To do:
Copy every line from the material below that holds "ylabel".

Supplied material:
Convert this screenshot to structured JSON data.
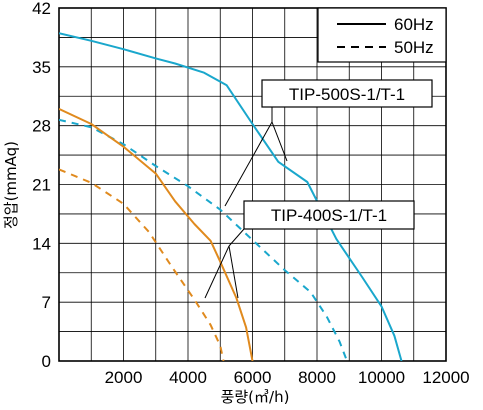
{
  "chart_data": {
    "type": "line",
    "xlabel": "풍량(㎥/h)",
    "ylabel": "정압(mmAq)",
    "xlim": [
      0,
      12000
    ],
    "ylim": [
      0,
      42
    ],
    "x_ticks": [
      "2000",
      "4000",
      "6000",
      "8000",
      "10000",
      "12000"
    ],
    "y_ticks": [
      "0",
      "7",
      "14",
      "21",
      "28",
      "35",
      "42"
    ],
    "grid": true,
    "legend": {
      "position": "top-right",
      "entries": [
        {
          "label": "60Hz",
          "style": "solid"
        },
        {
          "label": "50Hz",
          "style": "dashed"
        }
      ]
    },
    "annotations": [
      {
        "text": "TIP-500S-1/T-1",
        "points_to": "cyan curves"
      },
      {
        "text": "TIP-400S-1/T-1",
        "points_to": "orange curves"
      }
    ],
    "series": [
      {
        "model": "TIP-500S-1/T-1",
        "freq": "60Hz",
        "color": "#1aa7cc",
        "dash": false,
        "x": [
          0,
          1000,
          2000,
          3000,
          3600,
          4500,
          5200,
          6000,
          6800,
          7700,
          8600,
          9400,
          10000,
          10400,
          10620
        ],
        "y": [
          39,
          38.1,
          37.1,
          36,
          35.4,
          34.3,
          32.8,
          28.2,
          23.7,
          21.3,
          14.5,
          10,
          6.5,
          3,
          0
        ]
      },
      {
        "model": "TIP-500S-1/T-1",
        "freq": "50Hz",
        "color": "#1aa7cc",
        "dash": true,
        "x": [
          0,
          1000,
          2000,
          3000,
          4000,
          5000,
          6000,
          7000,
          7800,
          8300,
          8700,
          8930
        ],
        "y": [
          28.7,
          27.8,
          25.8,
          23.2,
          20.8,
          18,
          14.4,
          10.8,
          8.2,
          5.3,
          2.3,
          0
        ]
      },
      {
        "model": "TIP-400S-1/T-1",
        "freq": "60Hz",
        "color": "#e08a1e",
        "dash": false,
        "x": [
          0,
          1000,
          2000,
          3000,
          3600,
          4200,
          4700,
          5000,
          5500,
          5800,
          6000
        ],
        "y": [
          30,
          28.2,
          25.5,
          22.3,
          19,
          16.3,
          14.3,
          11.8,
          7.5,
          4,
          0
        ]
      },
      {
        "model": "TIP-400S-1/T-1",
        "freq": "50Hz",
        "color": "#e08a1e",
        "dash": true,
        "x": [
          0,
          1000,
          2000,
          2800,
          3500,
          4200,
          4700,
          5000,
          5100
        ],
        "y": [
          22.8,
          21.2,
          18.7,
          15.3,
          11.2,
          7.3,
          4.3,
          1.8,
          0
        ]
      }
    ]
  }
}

...

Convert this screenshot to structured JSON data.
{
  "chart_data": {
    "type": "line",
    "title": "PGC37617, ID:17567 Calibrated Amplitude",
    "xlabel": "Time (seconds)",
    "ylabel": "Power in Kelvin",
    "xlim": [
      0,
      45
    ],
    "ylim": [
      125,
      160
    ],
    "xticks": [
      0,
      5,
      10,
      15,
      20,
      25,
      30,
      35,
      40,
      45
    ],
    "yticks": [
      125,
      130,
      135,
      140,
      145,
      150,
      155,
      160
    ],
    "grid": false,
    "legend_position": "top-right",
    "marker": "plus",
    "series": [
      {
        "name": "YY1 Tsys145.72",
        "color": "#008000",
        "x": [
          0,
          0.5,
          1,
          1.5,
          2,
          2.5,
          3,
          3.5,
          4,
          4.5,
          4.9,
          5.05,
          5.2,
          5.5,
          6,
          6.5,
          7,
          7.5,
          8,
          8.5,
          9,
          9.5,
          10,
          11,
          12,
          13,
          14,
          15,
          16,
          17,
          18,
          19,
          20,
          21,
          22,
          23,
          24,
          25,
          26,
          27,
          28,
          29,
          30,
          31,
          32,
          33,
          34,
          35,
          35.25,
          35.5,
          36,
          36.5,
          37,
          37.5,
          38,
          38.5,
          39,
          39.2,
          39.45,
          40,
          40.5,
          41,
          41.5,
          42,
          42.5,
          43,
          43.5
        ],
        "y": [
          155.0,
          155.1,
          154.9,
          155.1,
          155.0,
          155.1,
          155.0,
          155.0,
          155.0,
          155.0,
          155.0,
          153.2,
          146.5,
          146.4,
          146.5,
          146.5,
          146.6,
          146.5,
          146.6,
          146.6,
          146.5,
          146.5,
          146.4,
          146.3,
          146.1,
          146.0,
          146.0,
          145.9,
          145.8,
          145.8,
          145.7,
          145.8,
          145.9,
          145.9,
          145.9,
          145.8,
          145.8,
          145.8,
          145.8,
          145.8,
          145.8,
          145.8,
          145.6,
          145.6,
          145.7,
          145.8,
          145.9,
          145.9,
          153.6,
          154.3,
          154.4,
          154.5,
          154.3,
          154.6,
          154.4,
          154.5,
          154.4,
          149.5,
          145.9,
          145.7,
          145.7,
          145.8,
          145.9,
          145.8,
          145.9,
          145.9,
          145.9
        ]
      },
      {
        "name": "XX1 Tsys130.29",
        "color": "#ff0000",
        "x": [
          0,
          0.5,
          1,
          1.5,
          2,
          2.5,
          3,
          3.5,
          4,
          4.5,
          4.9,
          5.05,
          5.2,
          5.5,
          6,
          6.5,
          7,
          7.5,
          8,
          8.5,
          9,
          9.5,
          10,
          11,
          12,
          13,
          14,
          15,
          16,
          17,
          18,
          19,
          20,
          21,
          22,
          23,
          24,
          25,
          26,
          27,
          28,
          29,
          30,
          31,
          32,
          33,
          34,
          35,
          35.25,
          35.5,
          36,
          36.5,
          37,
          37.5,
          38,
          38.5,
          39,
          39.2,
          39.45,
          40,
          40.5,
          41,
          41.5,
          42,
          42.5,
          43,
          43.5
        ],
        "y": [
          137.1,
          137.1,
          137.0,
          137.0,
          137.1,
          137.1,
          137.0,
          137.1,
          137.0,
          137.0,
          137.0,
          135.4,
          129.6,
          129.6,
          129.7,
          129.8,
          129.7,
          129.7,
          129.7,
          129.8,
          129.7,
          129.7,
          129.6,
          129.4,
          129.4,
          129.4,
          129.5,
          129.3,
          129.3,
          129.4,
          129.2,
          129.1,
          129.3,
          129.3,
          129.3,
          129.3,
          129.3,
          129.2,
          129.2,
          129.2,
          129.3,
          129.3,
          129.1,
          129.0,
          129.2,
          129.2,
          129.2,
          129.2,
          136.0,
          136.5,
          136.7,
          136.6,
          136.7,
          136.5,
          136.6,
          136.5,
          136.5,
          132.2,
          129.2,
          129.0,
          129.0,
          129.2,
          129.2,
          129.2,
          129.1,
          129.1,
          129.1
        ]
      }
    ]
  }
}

Answer to the problem:
    "ylabel": "정압(mmAq)",
    "ylabel": "Power in Kelvin",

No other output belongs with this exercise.